> [To be done] Gather each line of the entries below that includes "with".
* Begin Data listing *
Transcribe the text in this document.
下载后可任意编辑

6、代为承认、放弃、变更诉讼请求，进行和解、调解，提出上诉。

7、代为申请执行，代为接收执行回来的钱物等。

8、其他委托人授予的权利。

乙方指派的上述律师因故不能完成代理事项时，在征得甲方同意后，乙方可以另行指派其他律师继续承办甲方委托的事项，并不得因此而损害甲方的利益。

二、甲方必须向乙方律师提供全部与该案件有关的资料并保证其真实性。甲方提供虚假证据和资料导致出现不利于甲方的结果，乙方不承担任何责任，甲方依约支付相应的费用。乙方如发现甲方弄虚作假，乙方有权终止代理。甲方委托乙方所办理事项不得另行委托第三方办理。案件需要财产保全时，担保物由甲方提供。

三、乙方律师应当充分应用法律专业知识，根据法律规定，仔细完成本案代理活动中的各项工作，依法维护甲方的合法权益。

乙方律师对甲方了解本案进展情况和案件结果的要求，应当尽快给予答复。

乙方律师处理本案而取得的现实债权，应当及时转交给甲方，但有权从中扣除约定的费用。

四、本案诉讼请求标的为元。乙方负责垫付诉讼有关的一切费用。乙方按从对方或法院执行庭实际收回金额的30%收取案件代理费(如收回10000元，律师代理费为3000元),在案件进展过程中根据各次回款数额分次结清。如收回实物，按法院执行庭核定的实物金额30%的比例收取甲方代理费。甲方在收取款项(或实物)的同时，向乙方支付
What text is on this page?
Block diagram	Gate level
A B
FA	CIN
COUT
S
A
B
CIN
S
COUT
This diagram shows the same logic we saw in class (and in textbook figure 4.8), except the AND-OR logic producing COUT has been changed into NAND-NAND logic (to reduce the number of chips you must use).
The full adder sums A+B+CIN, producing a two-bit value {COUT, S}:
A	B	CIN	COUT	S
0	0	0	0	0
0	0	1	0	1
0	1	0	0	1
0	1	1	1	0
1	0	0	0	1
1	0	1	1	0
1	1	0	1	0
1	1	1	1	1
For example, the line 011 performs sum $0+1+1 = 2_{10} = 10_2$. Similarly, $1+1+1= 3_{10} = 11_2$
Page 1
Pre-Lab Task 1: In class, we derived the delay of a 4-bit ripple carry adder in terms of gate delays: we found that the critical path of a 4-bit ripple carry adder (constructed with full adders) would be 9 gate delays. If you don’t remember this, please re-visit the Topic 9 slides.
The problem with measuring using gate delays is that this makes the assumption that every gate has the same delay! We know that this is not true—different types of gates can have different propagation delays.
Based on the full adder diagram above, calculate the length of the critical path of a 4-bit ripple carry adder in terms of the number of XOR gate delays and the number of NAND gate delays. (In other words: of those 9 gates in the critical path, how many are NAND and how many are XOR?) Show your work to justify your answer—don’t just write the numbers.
* End Data listing *
> [Answer to the exercise]
Pre-Lab Task 1: In class, we derived the delay of a 4-bit ripple carry adder in terms of gate delays: we found that the critical path of a 4-bit ripple carry adder (constructed with full adders) would be 9 gate delays. If you don’t remember this, please re-visit the Topic 9 slides.
The problem with measuring using gate delays is that this makes the assumption that every gate has the same delay! We know that this is not true—different types of gates can have different propagation delays.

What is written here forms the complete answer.